_To be done_
Take the data below and repeat it exactly.

_Exercise data_
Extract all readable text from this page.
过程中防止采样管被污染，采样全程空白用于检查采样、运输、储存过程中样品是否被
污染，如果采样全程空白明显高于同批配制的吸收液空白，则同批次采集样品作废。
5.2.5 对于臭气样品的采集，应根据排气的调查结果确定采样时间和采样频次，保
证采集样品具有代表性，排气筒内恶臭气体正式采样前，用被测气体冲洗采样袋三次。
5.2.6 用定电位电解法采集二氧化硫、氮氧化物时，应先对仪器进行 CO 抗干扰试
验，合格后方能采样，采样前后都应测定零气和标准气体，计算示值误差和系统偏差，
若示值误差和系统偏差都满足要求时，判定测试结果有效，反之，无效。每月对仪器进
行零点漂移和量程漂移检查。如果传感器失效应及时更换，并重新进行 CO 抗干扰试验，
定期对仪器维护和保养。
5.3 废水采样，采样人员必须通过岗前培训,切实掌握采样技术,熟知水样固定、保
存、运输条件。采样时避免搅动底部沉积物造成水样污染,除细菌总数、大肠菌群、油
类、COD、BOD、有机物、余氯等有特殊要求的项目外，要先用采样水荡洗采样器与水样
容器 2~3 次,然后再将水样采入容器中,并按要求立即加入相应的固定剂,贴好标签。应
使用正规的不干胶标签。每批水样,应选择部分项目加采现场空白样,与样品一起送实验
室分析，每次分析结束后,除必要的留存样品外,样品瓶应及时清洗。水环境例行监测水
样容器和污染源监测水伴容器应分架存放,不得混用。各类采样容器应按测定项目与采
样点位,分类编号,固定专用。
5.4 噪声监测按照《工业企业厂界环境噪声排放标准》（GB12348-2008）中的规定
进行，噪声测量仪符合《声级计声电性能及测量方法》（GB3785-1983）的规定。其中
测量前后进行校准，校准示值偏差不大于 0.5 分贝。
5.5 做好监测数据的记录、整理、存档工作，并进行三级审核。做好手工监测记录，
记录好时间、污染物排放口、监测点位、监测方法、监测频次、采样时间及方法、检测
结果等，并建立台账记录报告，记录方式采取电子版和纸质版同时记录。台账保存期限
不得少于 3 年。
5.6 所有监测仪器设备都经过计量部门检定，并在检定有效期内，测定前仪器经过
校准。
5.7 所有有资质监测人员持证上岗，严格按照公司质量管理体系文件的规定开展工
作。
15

_Written reply_
Extract all readable text from this page.
过程中防止采样管被污染，采样全程空白用于检查采样、运输、储存过程中样品是否被
污染，如果采样全程空白明显高于同批配制的吸收液空白，则同批次采集样品作废。
5.2.5 对于臭气样品的采集，应根据排气的调查结果确定采样时间和采样频次，保
证采集样品具有代表性，排气筒内恶臭气体正式采样前，用被测气体冲洗采样袋三次。
5.2.6 用定电位电解法采集二氧化硫、氮氧化物时，应先对仪器进行 CO 抗干扰试
验，合格后方能采样，采样前后都应测定零气和标准气体，计算示值误差和系统偏差，
若示值误差和系统偏差都满足要求时，判定测试结果有效，反之，无效。每月对仪器进
行零点漂移和量程漂移检查。如果传感器失效应及时更换，并重新进行 CO 抗干扰试验，
定期对仪器维护和保养。
5.3 废水采样，采样人员必须通过岗前培训,切实掌握采样技术,熟知水样固定、保
存、运输条件。采样时避免搅动底部沉积物造成水样污染,除细菌总数、大肠菌群、油
类、COD、BOD、有机物、余氯等有特殊要求的项目外，要先用采样水荡洗采样器与水样
容器 2~3 次,然后再将水样采入容器中,并按要求立即加入相应的固定剂,贴好标签。应
使用正规的不干胶标签。每批水样,应选择部分项目加采现场空白样,与样品一起送实验
室分析，每次分析结束后,除必要的留存样品外,样品瓶应及时清洗。水环境例行监测水
样容器和污染源监测水伴容器应分架存放,不得混用。各类采样容器应按测定项目与采
样点位,分类编号,固定专用。
5.4 噪声监测按照《工业企业厂界环境噪声排放标准》（GB12348-2008）中的规定
进行，噪声测量仪符合《声级计声电性能及测量方法》（GB3785-1983）的规定。其中
测量前后进行校准，校准示值偏差不大于 0.5 分贝。
5.5 做好监测数据的记录、整理、存档工作，并进行三级审核。做好手工监测记录，
记录好时间、污染物排放口、监测点位、监测方法、监测频次、采样时间及方法、检测
结果等，并建立台账记录报告，记录方式采取电子版和纸质版同时记录。台账保存期限
不得少于 3 年。
5.6 所有监测仪器设备都经过计量部门检定，并在检定有效期内，测定前仪器经过
校准。
5.7 所有有资质监测人员持证上岗，严格按照公司质量管理体系文件的规定开展工
作。
15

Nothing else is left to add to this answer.